→ **Data listing**
----------

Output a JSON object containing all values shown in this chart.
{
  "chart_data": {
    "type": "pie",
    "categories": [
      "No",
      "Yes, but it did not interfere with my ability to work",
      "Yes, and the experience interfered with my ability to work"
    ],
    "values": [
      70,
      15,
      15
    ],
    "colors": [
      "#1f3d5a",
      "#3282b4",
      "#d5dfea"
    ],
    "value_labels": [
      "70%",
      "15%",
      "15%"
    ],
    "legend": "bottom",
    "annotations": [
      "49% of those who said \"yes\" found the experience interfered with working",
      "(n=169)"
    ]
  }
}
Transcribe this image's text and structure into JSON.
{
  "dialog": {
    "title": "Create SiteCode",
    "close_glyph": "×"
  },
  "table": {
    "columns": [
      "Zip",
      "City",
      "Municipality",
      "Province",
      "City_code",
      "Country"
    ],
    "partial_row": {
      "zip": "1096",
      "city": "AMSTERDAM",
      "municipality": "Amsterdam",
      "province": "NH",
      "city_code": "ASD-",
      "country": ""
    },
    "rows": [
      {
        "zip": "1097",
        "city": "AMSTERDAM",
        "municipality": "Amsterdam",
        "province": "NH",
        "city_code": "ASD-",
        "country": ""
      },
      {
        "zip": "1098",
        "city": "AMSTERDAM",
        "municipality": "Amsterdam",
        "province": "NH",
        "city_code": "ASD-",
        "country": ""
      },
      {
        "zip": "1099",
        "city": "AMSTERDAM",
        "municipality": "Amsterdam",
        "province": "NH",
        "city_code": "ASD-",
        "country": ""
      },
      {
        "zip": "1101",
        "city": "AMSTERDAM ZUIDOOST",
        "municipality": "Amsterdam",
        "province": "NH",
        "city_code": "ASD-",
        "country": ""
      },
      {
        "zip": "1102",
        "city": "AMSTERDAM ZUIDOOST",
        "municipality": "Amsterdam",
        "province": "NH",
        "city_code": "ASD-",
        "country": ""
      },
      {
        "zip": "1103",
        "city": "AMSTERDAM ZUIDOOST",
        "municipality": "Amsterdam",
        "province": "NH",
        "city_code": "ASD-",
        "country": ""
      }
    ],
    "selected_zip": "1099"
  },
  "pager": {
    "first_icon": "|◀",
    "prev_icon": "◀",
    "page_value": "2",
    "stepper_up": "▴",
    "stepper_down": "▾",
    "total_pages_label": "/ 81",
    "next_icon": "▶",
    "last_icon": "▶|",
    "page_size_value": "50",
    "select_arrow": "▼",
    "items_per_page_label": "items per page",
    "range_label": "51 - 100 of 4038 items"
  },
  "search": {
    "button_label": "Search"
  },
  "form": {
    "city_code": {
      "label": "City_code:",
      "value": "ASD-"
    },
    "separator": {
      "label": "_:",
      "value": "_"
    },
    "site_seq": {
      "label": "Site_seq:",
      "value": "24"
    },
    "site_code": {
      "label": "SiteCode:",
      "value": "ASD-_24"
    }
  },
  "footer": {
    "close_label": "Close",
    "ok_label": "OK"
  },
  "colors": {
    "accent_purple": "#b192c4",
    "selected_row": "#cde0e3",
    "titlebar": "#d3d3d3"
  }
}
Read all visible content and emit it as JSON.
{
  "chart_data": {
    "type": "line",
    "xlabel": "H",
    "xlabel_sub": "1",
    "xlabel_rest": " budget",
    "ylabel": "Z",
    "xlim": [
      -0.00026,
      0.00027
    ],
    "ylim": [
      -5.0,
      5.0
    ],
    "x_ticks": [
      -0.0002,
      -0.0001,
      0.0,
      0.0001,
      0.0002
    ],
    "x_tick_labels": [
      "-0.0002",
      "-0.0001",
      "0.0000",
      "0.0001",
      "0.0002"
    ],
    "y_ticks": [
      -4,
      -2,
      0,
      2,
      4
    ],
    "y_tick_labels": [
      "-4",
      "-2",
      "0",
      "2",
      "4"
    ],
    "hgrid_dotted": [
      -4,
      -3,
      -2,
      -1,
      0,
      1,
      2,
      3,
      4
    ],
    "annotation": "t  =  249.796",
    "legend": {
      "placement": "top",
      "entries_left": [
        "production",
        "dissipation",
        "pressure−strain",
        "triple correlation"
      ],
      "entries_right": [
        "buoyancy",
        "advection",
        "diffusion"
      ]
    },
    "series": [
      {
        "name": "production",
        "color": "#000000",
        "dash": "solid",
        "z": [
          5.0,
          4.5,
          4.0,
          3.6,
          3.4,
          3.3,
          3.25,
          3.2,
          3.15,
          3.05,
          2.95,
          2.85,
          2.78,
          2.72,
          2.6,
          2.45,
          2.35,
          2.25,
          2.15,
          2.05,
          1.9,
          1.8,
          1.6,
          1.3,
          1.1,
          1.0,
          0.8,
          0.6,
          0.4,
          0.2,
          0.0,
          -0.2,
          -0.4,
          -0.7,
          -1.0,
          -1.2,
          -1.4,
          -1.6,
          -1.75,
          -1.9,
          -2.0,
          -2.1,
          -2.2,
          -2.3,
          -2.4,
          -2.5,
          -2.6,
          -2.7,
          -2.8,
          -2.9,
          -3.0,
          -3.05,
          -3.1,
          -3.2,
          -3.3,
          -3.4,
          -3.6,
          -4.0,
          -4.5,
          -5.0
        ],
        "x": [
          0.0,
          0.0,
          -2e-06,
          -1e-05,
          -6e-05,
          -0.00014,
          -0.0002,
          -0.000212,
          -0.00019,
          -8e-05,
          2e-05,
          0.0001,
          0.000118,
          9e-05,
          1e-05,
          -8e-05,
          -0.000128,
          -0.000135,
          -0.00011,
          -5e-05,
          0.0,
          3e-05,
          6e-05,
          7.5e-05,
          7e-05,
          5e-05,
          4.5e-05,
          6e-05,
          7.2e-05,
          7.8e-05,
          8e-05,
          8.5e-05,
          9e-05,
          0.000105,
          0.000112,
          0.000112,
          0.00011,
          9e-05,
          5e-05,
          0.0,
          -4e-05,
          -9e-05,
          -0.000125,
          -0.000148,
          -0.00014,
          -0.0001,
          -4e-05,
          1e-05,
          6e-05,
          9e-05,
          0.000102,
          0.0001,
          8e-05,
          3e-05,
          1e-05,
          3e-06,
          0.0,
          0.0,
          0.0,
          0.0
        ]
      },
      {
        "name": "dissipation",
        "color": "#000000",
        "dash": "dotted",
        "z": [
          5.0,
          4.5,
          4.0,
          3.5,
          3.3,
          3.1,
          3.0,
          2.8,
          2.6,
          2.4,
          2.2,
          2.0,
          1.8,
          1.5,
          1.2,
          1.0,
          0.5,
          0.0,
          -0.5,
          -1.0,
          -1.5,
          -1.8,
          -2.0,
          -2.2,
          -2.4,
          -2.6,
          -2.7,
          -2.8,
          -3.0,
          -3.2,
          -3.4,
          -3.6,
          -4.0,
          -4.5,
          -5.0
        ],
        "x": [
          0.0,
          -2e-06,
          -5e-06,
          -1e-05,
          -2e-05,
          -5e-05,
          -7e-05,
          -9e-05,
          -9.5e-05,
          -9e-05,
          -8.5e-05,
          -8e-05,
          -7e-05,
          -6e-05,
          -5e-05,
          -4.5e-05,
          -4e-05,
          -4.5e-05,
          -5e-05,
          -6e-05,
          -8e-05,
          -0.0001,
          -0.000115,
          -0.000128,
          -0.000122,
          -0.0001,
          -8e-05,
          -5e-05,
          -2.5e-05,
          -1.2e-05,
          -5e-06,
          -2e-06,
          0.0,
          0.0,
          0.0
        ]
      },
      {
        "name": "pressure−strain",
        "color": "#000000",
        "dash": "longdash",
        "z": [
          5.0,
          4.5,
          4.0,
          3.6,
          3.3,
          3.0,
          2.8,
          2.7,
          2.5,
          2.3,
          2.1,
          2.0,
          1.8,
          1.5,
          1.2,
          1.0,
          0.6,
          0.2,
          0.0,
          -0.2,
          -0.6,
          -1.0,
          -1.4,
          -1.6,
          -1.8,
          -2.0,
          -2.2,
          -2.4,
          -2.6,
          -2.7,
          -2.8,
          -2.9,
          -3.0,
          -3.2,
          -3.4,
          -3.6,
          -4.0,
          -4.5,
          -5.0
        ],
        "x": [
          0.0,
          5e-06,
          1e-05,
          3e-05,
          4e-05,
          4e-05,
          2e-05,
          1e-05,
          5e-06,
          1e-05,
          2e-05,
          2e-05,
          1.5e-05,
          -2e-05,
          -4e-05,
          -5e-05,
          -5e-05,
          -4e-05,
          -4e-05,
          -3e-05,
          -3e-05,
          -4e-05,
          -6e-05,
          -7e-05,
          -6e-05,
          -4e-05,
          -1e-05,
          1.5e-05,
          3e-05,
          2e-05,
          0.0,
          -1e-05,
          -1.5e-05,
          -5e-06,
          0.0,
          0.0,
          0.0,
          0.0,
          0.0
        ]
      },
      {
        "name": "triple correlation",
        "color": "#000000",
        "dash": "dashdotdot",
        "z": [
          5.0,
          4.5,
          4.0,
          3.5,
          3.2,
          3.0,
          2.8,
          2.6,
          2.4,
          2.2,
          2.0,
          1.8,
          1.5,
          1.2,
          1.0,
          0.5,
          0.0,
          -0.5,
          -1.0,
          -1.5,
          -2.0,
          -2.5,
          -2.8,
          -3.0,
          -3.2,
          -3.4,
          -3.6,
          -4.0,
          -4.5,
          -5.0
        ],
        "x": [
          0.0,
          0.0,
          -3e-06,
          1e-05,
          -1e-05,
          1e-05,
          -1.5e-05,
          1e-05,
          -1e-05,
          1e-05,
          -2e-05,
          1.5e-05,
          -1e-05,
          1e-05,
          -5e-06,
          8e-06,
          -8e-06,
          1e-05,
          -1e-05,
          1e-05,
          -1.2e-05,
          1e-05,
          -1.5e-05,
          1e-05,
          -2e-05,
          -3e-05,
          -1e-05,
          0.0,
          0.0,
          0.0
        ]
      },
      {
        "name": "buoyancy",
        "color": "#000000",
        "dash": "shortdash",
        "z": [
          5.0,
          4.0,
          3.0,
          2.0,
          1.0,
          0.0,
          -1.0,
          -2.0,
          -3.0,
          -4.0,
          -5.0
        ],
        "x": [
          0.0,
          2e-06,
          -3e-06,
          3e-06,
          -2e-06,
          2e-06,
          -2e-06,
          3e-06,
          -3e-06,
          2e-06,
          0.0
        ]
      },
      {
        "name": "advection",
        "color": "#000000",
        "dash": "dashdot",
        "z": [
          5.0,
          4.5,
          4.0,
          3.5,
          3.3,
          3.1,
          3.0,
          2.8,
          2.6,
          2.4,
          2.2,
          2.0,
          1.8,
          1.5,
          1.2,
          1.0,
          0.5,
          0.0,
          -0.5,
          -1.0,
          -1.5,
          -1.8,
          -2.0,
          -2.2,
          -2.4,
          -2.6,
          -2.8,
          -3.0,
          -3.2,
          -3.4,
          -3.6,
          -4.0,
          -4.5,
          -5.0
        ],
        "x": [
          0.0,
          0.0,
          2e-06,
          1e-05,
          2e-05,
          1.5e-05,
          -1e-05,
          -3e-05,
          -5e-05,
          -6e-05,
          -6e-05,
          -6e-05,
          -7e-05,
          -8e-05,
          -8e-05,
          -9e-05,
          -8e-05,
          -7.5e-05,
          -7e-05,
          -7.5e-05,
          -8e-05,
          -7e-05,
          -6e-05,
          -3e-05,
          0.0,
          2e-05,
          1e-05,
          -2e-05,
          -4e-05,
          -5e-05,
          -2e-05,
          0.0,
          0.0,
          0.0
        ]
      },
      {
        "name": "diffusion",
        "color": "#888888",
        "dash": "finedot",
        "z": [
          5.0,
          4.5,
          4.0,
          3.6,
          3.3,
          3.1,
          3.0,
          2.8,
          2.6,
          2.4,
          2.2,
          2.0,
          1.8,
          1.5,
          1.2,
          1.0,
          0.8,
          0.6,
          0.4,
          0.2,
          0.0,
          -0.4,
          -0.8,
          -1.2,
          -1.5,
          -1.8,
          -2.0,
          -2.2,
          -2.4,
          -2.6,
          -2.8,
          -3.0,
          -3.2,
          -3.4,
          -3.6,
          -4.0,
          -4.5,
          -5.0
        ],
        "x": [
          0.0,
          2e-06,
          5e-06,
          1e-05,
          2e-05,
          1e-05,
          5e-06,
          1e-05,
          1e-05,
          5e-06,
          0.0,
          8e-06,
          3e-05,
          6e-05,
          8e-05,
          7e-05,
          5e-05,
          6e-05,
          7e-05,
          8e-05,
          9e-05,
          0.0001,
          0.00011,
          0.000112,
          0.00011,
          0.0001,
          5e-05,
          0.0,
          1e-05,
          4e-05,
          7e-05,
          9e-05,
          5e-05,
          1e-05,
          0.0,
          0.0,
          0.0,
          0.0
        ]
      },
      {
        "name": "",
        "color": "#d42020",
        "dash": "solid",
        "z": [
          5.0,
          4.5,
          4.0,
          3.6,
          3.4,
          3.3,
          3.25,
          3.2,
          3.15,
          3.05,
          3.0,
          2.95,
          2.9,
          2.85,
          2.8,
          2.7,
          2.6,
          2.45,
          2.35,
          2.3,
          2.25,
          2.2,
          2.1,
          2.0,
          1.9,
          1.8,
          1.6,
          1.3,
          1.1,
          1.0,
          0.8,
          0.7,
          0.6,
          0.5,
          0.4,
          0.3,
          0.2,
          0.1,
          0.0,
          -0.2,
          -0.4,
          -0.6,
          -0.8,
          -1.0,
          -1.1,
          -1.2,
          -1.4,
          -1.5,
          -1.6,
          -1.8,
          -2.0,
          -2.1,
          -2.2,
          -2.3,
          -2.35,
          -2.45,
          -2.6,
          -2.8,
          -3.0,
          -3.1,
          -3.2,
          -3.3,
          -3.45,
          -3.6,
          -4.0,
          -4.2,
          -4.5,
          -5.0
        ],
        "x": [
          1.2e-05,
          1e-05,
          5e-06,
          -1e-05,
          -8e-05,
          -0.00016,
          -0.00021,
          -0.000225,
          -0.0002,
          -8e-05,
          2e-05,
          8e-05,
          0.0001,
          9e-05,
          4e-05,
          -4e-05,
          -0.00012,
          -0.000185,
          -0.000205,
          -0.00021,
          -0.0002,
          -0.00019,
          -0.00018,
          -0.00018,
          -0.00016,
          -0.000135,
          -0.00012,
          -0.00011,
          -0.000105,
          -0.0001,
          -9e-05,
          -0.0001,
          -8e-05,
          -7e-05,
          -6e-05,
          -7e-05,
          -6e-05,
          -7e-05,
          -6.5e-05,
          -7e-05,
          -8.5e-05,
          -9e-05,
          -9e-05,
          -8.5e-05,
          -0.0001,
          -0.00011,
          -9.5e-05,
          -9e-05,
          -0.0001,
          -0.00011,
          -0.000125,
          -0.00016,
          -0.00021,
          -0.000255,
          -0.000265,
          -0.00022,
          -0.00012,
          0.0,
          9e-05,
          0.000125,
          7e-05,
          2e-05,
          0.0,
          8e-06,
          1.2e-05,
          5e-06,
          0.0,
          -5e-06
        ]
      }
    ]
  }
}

----------

→ **What is being asked**
Out of the material above, select every line that holds the string "experience".

→ **Reply**
      "Yes, and the experience interfered with my ability to work"
      "49% of those who said \"yes\" found the experience interfered with working",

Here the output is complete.